Spatial annotation records:
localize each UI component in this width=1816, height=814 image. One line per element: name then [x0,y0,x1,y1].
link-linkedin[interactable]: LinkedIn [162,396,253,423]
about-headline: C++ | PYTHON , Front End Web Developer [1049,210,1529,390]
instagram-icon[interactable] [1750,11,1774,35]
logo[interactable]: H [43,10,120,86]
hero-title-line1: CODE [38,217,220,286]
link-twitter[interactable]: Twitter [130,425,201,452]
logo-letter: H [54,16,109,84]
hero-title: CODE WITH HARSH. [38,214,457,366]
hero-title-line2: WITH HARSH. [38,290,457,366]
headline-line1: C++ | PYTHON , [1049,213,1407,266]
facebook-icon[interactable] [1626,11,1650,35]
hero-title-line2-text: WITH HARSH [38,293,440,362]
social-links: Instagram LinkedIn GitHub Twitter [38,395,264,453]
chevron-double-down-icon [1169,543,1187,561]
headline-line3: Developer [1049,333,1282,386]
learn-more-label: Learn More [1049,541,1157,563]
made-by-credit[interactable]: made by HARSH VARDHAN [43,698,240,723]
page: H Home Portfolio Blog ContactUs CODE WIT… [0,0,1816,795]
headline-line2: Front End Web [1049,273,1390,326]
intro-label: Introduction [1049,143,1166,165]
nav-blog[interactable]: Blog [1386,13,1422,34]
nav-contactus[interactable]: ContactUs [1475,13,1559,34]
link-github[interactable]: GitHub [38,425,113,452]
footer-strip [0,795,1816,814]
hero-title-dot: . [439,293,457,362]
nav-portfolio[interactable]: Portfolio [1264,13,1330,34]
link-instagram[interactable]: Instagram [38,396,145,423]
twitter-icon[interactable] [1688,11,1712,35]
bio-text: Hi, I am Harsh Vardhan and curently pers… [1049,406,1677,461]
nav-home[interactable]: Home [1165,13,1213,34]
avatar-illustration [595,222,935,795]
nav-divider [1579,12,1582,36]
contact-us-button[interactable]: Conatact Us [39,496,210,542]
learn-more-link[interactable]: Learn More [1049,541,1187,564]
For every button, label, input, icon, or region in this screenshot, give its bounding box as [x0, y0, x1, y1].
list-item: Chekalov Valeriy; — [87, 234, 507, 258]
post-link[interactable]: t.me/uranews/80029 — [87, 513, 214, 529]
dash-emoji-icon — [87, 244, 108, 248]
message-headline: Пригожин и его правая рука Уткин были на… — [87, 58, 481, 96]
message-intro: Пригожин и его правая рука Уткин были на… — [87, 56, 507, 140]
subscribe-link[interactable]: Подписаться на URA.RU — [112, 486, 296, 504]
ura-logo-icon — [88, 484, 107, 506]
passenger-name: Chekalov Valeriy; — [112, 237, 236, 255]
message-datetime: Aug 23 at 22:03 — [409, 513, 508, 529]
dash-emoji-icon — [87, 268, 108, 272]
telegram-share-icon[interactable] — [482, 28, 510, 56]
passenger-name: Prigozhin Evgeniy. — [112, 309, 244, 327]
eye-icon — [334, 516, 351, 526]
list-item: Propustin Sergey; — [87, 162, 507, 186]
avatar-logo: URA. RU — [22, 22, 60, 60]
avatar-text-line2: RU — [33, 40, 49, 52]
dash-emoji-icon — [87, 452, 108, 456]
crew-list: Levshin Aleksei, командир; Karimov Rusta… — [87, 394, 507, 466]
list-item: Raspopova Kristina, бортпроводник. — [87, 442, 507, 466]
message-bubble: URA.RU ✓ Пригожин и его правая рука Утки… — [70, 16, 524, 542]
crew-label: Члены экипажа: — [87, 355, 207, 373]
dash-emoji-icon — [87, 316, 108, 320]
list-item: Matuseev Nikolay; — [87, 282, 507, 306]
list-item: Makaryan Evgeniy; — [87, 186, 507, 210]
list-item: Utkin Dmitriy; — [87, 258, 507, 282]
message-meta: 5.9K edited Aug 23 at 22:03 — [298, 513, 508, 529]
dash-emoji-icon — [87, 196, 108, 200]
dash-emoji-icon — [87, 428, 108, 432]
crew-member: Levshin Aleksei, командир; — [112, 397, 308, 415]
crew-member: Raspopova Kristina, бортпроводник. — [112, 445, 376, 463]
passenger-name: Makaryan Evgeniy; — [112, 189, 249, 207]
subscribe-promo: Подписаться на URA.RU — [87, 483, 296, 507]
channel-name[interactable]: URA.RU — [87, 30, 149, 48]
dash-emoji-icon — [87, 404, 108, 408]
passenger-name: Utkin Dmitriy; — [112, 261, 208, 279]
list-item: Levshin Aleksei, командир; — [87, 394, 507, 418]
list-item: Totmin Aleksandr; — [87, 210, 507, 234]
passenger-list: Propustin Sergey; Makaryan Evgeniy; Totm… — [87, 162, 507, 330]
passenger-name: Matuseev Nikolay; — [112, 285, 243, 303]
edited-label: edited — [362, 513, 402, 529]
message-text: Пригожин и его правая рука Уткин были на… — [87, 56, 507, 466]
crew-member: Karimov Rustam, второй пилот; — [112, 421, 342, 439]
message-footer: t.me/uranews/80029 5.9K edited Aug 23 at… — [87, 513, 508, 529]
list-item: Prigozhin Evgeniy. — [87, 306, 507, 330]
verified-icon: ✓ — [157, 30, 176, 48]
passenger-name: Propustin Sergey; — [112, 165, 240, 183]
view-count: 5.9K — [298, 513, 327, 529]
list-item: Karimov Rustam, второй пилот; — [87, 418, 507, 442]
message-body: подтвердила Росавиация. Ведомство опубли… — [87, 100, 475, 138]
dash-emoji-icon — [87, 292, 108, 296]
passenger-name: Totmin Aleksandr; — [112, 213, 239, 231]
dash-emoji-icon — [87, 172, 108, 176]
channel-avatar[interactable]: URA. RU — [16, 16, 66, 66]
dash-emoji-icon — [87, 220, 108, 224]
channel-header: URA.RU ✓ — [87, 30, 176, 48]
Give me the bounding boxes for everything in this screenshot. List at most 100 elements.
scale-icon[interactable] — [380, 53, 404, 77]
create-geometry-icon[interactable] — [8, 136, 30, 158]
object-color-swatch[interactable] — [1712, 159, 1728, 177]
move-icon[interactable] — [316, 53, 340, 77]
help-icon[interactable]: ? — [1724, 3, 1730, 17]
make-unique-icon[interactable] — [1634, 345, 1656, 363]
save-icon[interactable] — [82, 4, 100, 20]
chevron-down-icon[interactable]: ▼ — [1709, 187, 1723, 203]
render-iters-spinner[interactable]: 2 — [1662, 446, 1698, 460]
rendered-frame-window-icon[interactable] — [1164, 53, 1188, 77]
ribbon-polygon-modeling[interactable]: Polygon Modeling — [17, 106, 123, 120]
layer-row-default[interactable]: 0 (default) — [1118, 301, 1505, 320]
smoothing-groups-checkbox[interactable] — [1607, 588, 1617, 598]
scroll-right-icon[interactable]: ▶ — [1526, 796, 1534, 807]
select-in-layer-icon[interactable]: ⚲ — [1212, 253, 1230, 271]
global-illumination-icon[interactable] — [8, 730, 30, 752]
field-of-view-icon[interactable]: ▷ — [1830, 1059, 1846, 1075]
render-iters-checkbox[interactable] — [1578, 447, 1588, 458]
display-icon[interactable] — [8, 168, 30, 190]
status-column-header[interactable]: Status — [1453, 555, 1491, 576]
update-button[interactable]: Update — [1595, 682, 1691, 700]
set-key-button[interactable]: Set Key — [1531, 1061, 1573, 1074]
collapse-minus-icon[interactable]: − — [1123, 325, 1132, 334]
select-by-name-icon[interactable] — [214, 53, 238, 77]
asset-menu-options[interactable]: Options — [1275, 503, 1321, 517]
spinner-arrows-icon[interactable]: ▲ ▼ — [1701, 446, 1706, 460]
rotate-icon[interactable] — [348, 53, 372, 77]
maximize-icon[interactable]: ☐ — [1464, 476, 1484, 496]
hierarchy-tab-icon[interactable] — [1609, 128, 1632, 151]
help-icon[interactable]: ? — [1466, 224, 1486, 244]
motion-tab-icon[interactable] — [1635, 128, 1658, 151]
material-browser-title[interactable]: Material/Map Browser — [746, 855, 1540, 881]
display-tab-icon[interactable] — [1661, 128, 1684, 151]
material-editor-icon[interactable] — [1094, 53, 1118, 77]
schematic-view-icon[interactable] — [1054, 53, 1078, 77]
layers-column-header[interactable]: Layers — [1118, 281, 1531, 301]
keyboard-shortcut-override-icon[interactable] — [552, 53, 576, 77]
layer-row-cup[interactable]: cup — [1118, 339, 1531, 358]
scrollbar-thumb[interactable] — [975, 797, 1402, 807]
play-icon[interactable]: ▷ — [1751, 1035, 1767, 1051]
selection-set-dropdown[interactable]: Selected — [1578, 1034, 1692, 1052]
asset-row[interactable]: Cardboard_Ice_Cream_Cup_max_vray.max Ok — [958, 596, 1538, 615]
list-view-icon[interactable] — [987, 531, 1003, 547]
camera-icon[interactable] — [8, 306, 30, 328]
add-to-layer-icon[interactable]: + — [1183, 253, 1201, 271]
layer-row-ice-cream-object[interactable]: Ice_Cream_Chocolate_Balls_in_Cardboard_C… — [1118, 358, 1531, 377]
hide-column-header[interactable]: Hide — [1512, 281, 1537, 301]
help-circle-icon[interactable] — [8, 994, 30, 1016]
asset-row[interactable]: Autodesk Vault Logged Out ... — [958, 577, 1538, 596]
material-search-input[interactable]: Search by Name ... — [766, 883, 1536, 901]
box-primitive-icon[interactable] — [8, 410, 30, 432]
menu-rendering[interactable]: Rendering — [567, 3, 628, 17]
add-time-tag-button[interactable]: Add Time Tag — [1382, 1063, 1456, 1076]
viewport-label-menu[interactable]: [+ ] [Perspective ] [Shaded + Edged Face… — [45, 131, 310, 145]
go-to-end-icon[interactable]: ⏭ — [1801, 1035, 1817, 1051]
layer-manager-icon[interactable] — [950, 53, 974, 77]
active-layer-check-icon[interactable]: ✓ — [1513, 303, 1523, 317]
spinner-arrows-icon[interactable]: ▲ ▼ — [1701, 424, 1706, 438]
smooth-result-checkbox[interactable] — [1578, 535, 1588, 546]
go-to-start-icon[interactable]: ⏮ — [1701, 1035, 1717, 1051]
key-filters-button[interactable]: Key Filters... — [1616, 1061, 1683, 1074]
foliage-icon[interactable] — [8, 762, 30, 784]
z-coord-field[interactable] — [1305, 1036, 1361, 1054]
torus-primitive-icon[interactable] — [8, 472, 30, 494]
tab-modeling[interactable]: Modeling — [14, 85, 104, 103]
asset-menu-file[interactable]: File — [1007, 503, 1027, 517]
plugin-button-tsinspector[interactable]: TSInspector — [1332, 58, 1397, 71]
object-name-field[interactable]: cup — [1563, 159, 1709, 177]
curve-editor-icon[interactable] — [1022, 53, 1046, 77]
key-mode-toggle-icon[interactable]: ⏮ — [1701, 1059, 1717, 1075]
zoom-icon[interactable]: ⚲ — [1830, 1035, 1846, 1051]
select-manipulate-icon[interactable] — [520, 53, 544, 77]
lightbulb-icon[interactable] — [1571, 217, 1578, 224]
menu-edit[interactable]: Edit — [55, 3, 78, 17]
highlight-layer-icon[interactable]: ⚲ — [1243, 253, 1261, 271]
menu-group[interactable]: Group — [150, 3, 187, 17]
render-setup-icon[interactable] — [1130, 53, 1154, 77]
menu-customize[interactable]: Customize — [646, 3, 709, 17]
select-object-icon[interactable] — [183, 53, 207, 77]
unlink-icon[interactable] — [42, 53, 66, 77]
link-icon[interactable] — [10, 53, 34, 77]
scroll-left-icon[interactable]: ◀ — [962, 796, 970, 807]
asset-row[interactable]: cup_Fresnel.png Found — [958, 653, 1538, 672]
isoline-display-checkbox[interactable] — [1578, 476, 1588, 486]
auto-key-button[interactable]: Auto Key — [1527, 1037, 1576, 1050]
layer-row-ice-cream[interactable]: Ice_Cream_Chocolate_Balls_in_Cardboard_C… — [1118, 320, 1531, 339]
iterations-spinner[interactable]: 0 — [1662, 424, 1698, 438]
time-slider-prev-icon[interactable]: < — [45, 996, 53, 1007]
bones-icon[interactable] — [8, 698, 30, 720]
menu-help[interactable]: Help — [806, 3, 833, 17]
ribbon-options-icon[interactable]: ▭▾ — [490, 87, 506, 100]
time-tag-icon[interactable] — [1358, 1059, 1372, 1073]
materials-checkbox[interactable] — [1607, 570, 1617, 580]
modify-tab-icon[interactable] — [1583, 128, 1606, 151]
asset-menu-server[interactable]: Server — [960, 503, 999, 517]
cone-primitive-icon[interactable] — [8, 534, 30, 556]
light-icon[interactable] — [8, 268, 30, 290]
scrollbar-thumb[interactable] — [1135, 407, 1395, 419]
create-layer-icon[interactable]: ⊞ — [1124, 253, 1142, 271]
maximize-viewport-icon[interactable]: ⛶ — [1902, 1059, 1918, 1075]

Task instructions:
From the items above, pull out every line that contains the string "column", matching its case exactly.

Full response:
status-column-header[interactable]: Status — [1453, 555, 1491, 576]
layers-column-header[interactable]: Layers — [1118, 281, 1531, 301]
hide-column-header[interactable]: Hide — [1512, 281, 1537, 301]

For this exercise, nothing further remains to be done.